Exercise goal: Reply with the count of lines holding "ylabel", nothing more.

Source records:
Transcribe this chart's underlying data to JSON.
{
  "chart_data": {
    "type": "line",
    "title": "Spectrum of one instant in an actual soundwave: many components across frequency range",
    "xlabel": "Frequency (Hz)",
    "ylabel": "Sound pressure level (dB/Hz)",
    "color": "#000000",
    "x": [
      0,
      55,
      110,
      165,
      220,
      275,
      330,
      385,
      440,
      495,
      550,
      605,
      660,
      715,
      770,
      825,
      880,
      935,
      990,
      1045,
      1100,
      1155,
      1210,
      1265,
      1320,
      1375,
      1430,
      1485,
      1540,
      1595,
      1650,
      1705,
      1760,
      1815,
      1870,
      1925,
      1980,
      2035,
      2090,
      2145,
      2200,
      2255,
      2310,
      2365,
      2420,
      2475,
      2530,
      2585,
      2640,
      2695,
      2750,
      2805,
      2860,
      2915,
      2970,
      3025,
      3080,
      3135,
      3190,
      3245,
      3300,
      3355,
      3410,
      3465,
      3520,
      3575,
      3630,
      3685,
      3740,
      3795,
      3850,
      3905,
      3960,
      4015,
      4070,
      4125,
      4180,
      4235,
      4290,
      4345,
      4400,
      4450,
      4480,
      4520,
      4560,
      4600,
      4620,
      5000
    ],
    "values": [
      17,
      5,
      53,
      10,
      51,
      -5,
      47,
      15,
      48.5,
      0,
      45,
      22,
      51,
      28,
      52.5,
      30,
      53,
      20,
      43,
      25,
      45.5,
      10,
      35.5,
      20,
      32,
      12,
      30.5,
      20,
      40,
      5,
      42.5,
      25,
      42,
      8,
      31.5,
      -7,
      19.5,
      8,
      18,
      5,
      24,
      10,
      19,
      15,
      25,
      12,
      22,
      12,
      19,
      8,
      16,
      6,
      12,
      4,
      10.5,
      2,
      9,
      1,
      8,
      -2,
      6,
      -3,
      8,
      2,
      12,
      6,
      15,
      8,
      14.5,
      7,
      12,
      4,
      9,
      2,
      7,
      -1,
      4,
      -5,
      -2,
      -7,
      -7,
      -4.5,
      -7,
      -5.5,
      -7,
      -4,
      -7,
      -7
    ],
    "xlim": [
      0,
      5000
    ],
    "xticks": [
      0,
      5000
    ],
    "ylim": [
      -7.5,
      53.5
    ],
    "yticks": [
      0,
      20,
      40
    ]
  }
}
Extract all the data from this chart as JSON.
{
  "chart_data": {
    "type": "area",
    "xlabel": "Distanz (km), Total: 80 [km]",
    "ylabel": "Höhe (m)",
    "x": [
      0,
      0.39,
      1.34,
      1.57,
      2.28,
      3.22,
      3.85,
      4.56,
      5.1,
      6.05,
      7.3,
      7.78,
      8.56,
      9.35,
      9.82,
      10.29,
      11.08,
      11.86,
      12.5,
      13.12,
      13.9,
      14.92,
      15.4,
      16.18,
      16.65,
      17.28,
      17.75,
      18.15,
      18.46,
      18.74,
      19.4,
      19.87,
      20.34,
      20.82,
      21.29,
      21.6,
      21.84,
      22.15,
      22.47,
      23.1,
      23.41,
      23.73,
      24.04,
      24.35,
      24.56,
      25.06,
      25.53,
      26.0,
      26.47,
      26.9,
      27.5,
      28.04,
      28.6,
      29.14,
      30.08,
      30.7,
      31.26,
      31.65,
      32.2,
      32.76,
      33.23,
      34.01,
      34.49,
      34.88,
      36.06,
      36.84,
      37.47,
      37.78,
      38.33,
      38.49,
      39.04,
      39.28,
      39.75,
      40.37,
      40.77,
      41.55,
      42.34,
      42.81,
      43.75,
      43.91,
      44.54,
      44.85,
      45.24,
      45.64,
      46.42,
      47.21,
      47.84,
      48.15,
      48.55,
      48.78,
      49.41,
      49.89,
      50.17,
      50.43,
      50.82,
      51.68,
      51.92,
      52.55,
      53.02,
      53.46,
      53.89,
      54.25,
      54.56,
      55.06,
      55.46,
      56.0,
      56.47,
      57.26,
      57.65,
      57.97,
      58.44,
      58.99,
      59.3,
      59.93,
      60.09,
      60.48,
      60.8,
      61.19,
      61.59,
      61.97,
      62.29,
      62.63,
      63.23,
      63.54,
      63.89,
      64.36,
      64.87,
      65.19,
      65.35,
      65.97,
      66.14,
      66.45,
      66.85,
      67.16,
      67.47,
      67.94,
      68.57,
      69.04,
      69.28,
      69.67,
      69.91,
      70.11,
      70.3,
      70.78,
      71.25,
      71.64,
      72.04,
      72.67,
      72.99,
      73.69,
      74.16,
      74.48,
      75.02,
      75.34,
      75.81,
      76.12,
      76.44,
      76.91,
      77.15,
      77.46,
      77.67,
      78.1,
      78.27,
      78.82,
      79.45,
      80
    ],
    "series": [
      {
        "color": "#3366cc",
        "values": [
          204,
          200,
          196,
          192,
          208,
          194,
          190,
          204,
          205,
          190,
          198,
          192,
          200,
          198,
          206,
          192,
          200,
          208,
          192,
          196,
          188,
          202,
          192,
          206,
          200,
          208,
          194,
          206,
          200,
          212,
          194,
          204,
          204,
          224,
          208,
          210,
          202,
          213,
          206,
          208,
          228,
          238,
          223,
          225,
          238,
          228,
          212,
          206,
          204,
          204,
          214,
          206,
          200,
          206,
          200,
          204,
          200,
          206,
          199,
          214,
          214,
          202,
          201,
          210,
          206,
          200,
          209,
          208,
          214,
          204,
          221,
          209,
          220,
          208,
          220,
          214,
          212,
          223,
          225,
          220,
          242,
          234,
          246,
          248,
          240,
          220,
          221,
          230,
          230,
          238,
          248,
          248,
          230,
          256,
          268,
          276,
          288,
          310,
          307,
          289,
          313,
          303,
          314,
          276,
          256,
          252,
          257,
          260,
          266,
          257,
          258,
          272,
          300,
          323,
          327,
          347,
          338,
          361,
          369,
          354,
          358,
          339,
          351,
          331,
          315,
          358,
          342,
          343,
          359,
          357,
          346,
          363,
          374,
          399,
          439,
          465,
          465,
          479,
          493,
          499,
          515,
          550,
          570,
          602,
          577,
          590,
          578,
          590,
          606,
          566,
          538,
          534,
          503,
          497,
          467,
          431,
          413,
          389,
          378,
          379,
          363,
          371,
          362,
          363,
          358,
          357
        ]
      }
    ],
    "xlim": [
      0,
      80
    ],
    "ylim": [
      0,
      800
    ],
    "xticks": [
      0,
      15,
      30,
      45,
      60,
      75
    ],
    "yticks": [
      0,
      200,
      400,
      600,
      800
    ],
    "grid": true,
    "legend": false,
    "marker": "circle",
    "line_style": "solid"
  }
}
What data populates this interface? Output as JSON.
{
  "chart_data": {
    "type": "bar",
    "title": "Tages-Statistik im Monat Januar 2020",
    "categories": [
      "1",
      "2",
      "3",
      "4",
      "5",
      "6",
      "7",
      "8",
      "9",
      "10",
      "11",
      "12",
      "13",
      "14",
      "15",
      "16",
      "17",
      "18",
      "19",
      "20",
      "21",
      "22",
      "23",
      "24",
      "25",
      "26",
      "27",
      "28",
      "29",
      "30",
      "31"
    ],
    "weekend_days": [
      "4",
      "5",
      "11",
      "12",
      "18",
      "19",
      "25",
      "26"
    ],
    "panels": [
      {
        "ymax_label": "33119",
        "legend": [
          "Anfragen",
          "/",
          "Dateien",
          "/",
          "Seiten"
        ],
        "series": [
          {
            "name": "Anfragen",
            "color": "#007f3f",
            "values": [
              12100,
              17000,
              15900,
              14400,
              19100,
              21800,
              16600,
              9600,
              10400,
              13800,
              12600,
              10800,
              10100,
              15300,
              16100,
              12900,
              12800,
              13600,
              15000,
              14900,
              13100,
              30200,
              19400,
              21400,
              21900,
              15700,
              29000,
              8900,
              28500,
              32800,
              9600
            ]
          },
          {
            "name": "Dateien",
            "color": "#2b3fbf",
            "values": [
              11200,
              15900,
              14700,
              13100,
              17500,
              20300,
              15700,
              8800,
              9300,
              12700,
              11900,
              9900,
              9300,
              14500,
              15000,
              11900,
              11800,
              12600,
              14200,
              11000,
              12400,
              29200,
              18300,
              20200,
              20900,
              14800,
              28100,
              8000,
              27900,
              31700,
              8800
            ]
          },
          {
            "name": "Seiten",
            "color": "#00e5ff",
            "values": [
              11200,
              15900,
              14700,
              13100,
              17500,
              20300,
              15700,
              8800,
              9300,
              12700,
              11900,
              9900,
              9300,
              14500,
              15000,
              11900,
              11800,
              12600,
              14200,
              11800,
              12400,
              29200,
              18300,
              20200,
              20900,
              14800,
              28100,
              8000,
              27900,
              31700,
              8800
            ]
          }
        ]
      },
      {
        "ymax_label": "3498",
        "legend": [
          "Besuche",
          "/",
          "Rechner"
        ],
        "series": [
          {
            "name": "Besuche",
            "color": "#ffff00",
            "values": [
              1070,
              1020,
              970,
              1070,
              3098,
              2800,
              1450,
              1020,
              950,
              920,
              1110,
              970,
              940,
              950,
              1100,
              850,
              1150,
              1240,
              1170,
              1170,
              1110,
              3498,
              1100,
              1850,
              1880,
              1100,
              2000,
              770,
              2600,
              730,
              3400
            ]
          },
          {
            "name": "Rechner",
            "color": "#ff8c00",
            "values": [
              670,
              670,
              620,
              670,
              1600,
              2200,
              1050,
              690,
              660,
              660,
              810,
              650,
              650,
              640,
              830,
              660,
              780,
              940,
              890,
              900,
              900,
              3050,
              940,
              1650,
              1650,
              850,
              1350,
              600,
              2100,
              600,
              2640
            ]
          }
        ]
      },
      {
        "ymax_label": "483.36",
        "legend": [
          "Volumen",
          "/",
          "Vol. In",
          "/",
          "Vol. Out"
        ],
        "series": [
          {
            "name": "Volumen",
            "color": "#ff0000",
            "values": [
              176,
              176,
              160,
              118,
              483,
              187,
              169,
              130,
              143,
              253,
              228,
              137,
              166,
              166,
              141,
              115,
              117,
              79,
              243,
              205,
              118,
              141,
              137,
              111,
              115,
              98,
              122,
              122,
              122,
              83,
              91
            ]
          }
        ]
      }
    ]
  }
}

Correct output: 2